** Start of INFORMATION GIVEN **

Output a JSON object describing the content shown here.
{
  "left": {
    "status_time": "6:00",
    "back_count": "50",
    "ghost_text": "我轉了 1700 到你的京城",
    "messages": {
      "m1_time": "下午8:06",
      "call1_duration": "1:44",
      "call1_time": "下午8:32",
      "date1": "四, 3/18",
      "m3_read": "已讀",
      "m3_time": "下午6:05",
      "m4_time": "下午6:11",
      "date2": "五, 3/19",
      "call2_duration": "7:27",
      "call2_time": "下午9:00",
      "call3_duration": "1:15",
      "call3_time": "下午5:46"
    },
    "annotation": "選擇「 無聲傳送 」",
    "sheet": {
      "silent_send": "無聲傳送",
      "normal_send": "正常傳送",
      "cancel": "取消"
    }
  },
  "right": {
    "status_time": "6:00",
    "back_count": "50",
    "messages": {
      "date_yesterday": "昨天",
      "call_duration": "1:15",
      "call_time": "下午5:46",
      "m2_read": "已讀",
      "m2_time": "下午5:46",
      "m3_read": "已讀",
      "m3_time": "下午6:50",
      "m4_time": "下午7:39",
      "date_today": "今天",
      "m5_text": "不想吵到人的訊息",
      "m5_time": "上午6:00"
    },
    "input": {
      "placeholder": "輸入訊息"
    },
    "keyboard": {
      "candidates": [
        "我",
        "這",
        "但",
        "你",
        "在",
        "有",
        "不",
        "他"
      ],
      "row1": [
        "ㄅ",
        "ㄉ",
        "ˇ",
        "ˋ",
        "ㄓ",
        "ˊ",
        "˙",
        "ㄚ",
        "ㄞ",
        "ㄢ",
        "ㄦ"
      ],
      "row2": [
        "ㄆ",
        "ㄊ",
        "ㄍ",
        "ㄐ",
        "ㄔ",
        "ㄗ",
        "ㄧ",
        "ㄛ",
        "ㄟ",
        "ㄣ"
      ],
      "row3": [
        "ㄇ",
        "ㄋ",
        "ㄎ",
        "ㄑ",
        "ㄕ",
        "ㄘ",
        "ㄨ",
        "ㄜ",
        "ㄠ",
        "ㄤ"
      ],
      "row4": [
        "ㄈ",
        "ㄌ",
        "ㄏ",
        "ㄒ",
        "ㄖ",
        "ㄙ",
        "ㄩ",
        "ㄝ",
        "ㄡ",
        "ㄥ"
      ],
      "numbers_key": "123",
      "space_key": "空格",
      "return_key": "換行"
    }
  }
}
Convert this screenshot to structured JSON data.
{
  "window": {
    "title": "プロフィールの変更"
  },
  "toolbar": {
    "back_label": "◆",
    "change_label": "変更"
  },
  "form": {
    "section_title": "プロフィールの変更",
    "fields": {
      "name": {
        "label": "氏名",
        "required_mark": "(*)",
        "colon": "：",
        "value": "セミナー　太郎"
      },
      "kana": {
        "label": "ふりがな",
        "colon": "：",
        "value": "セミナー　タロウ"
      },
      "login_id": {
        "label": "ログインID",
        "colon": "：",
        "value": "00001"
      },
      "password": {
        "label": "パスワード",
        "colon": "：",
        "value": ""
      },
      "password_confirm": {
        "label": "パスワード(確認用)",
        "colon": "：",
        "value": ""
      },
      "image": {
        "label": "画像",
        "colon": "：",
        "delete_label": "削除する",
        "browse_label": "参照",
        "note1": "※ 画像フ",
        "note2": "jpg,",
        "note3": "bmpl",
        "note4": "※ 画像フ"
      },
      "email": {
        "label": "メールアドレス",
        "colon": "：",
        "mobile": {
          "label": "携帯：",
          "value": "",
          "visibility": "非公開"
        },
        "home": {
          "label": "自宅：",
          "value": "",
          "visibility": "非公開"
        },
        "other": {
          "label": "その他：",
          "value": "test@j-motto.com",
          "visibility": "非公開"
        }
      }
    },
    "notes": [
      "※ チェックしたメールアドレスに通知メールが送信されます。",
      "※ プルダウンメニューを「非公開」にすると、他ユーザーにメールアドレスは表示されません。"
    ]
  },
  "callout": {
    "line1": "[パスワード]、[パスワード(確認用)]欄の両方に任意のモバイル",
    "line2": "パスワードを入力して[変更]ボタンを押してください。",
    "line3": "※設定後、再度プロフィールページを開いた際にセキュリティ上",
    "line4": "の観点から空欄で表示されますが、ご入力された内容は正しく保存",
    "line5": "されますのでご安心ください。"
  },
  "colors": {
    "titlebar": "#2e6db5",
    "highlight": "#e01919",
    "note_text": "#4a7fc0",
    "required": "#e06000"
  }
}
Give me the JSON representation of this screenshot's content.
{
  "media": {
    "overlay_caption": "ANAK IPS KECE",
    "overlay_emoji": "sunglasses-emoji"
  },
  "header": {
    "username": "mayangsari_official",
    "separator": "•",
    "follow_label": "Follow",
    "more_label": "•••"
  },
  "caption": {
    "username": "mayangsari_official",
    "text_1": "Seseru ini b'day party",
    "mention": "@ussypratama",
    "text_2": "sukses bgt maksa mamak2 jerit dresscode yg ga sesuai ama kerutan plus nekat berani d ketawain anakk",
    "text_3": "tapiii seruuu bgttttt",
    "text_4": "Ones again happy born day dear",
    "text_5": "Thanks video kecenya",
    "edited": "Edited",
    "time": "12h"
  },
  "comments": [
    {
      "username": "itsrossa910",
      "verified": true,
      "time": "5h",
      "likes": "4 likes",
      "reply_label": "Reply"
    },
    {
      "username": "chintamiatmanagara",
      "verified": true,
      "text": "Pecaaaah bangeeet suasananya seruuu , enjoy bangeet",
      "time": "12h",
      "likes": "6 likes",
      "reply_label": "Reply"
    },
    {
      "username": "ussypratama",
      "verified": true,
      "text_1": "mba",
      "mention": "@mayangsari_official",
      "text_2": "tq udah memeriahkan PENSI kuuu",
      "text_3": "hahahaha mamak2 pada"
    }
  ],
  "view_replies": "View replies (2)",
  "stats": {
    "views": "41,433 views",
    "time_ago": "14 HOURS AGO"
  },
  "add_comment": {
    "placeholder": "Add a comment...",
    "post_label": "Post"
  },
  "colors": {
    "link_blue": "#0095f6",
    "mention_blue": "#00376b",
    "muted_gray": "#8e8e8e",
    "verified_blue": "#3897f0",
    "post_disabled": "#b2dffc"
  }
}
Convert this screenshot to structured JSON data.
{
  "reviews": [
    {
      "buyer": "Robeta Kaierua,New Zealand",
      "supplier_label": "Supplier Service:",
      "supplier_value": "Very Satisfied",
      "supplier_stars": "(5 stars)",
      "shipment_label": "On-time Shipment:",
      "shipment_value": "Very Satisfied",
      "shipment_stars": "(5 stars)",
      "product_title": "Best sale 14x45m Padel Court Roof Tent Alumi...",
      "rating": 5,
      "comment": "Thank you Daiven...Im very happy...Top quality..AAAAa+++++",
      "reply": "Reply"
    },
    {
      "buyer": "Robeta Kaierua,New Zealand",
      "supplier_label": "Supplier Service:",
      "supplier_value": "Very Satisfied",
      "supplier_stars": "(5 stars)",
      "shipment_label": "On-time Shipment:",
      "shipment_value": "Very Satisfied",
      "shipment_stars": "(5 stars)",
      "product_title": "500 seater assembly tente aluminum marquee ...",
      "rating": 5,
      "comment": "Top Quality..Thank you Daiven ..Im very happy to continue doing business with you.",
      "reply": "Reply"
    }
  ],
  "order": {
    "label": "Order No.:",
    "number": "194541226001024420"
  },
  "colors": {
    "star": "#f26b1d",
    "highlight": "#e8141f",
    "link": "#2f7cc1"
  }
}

** End of INFORMATION GIVEN **

Examine the listing and say how many of its lines contain the string "JSON". Give the number alone.

EXERCISE SOLUTION —
4